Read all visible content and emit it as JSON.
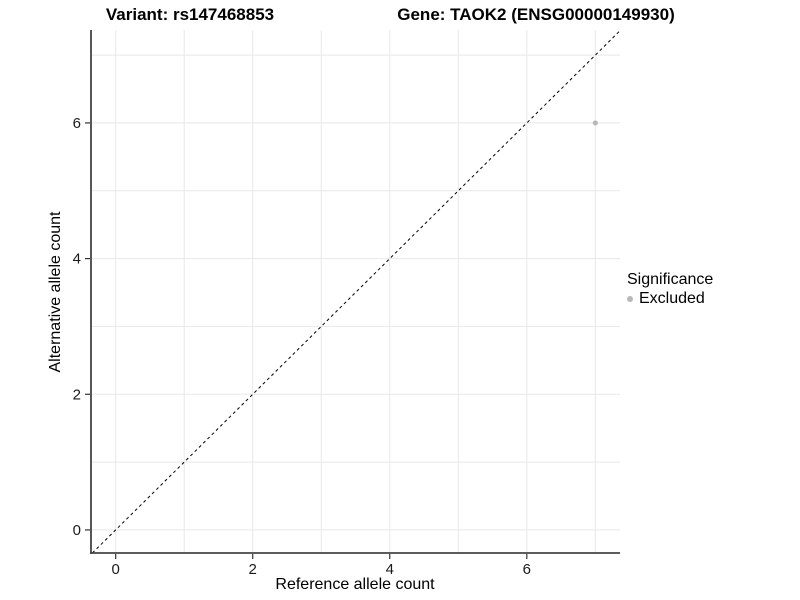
{
  "chart_data": {
    "type": "scatter",
    "title_left": "Variant: rs147468853",
    "title_right": "Gene: TAOK2 (ENSG00000149930)",
    "xlabel": "Reference allele count",
    "ylabel": "Alternative allele count",
    "xlim": [
      -0.36,
      7.36
    ],
    "ylim": [
      -0.34,
      7.37
    ],
    "x_ticks": [
      0,
      2,
      4,
      6
    ],
    "y_ticks": [
      0,
      2,
      4,
      6
    ],
    "grid_ticks": [
      0,
      1,
      2,
      3,
      4,
      5,
      6,
      7
    ],
    "grid": true,
    "points": [
      {
        "x": 7,
        "y": 6,
        "significance": "Excluded"
      }
    ],
    "identity_line": {
      "slope": 1,
      "intercept": 0,
      "style": "dashed",
      "color": "#000000"
    },
    "legend": {
      "title": "Significance",
      "position": "right",
      "entries": [
        {
          "label": "Excluded",
          "color": "#b8b8b8"
        }
      ]
    },
    "colors": {
      "background": "#ffffff",
      "grid": "#e8e8e8",
      "axis_line": "#444444",
      "tick_mark": "#333333",
      "tick_text": "#1a1a1a",
      "point": "#b8b8b8"
    }
  }
}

○ ○ ○ ○

**EXERCISE AIM:**
Quote the records above exactly, leaving out any pictures.

**SOLUTION TO THIS PROBLEM:**
Read all visible content and emit it as JSON.
{
  "chart_data": {
    "type": "scatter",
    "title_left": "Variant: rs147468853",
    "title_right": "Gene: TAOK2 (ENSG00000149930)",
    "xlabel": "Reference allele count",
    "ylabel": "Alternative allele count",
    "xlim": [
      -0.36,
      7.36
    ],
    "ylim": [
      -0.34,
      7.37
    ],
    "x_ticks": [
      0,
      2,
      4,
      6
    ],
    "y_ticks": [
      0,
      2,
      4,
      6
    ],
    "grid_ticks": [
      0,
      1,
      2,
      3,
      4,
      5,
      6,
      7
    ],
    "grid": true,
    "points": [
      {
        "x": 7,
        "y": 6,
        "significance": "Excluded"
      }
    ],
    "identity_line": {
      "slope": 1,
      "intercept": 0,
      "style": "dashed",
      "color": "#000000"
    },
    "legend": {
      "title": "Significance",
      "position": "right",
      "entries": [
        {
          "label": "Excluded",
          "color": "#b8b8b8"
        }
      ]
    },
    "colors": {
      "background": "#ffffff",
      "grid": "#e8e8e8",
      "axis_line": "#444444",
      "tick_mark": "#333333",
      "tick_text": "#1a1a1a",
      "point": "#b8b8b8"
    }
  }
}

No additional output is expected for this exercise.